*WRITTEN PROBLEM*. Determine which lines contain the word "Length", then copy those lines.

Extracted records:
◇ ◇ ◇ ◇
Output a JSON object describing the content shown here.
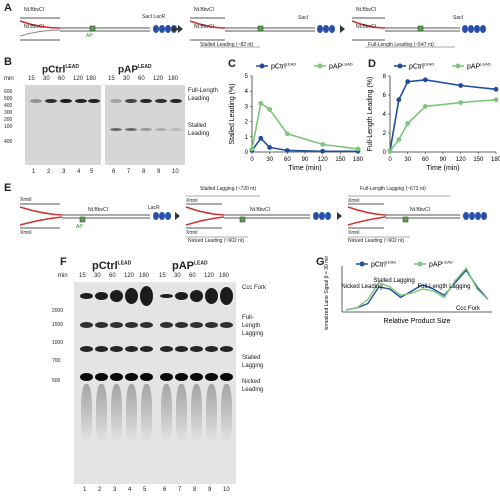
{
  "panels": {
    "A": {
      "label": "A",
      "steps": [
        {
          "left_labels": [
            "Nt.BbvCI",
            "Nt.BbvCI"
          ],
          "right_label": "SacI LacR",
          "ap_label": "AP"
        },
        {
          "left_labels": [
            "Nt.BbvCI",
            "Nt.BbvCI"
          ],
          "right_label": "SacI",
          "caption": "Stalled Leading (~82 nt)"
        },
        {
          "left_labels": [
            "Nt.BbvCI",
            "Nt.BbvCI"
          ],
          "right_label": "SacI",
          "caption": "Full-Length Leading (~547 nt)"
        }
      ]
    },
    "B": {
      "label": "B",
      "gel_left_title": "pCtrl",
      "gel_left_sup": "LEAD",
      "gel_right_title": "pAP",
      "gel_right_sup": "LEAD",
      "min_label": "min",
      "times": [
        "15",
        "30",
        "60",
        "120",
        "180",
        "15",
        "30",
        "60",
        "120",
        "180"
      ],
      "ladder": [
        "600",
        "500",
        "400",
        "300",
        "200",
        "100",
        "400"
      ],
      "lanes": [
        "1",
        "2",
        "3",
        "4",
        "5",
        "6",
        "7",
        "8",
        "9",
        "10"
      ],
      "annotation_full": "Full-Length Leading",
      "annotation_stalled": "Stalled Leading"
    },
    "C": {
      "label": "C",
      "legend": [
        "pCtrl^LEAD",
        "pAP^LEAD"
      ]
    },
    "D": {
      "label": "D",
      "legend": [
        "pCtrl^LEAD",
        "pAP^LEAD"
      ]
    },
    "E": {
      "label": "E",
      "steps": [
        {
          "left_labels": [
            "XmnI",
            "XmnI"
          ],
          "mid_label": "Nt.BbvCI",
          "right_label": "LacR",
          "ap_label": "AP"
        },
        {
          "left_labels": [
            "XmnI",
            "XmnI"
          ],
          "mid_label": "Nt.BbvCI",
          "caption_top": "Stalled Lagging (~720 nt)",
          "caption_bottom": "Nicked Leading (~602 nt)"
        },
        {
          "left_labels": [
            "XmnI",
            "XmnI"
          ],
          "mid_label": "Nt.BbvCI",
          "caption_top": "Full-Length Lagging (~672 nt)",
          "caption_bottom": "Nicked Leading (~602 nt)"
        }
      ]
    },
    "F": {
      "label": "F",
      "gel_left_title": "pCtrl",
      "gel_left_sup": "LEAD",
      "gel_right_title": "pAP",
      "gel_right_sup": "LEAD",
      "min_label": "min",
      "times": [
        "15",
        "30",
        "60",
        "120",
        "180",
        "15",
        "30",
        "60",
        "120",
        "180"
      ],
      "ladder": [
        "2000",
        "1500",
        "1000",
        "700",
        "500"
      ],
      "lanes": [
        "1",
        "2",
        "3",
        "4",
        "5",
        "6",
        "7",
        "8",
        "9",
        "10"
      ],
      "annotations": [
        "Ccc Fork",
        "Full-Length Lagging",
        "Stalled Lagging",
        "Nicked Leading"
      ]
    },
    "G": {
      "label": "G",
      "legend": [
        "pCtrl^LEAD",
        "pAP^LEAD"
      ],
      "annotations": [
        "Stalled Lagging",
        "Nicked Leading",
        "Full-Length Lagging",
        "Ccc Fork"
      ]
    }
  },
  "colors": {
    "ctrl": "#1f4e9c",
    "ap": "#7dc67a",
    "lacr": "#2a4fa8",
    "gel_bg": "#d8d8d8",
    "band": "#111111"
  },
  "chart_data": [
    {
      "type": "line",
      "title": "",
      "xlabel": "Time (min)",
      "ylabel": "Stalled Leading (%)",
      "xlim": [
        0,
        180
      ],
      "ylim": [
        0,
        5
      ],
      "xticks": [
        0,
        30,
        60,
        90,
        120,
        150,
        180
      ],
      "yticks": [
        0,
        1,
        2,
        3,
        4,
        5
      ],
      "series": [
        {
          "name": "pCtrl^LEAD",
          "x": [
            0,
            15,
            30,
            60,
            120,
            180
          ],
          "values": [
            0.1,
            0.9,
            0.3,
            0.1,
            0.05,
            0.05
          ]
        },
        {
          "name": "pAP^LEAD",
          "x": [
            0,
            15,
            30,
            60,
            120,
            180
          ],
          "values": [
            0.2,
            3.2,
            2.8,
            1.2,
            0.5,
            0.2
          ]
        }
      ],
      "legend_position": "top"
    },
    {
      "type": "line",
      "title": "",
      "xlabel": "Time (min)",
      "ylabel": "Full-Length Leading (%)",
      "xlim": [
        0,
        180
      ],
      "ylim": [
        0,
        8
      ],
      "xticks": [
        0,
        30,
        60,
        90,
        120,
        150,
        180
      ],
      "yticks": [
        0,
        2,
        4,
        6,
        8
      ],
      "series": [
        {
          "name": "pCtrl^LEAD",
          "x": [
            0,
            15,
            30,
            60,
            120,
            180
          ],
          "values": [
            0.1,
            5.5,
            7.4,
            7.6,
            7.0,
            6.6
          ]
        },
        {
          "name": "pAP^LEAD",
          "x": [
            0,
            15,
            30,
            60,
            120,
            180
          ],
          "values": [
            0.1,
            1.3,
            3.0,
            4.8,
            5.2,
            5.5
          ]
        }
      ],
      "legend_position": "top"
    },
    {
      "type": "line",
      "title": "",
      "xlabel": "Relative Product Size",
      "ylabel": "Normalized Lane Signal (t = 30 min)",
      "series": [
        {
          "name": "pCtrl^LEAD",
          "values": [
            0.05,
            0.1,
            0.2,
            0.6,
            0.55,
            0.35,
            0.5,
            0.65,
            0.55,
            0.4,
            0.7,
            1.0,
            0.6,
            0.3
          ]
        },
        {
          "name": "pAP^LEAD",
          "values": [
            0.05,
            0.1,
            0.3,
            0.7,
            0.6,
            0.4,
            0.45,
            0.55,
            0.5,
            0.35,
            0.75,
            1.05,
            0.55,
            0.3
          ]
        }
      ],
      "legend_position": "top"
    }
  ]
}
◇ ◇ ◇ ◇
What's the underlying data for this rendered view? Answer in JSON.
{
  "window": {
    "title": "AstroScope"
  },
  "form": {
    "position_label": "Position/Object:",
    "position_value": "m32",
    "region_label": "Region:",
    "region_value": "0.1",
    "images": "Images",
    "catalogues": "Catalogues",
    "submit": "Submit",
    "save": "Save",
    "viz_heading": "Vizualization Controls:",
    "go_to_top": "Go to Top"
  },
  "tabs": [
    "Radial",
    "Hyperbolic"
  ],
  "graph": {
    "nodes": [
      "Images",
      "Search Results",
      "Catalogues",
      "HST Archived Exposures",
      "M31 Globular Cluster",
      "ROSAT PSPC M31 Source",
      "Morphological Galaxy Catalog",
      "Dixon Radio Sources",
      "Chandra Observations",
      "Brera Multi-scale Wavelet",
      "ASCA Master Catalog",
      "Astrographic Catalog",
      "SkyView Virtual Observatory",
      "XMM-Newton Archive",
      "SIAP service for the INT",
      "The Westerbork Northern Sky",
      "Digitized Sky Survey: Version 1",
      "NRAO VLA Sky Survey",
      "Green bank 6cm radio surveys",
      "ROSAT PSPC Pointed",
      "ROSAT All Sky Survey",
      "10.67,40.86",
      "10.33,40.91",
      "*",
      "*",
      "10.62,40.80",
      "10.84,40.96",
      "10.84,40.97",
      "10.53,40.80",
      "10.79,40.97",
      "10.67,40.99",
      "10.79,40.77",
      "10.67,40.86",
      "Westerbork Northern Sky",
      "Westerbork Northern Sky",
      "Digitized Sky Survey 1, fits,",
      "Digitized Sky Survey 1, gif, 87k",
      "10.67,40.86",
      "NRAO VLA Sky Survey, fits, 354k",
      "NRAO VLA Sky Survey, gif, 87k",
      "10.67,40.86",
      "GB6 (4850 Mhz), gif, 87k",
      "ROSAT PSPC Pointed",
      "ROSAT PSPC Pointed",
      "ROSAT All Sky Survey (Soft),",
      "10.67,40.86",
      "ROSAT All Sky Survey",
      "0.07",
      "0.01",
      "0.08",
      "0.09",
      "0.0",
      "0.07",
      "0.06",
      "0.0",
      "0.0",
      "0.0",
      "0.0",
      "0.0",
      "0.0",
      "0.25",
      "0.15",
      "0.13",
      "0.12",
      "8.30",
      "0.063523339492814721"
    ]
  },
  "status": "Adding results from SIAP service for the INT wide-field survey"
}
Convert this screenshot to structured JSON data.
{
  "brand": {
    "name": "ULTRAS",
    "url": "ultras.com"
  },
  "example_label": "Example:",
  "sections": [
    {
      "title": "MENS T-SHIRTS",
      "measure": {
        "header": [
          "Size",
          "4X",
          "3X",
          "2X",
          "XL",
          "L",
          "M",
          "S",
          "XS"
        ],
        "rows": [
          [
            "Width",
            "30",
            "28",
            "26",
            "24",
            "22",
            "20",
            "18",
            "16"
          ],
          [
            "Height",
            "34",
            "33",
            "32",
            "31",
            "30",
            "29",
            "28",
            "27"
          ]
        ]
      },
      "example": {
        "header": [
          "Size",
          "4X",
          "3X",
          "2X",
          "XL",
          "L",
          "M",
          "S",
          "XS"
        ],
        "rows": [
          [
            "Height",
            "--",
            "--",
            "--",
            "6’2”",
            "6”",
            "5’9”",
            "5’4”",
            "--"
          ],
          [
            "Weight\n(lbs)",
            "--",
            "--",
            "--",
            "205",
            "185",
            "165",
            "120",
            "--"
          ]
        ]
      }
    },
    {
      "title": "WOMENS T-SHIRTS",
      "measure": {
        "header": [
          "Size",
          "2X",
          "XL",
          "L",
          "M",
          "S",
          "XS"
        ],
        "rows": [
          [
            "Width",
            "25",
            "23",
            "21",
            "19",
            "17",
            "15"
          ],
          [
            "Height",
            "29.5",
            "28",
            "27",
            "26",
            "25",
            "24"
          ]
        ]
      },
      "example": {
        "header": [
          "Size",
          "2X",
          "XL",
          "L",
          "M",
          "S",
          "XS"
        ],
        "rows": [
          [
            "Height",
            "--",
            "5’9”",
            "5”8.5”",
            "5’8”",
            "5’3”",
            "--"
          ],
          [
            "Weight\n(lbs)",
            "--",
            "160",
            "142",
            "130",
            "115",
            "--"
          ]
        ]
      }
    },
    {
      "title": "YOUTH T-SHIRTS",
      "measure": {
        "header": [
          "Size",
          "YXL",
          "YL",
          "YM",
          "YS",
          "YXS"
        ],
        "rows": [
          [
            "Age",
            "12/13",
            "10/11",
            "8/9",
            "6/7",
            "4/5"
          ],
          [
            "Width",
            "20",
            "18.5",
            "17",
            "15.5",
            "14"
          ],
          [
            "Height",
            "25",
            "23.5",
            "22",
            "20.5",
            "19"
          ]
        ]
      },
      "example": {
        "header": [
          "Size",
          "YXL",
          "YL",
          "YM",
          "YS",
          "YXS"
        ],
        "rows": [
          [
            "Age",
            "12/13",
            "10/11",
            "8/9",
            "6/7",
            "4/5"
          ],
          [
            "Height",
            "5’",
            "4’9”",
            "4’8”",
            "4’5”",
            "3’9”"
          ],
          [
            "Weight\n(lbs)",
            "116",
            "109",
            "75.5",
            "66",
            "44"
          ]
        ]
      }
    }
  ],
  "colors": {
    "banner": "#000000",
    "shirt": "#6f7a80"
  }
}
◇ ◇ ◇ ◇
*TASK SOLUTION*.
          "caption": "Full-Length Leading (~547 nt)"
      "annotation_full": "Full-Length Leading",
          "caption_top": "Full-Length Lagging (~672 nt)",
        "Full-Length Lagging",
        "Full-Length Lagging",
      "ylabel": "Full-Length Leading (%)",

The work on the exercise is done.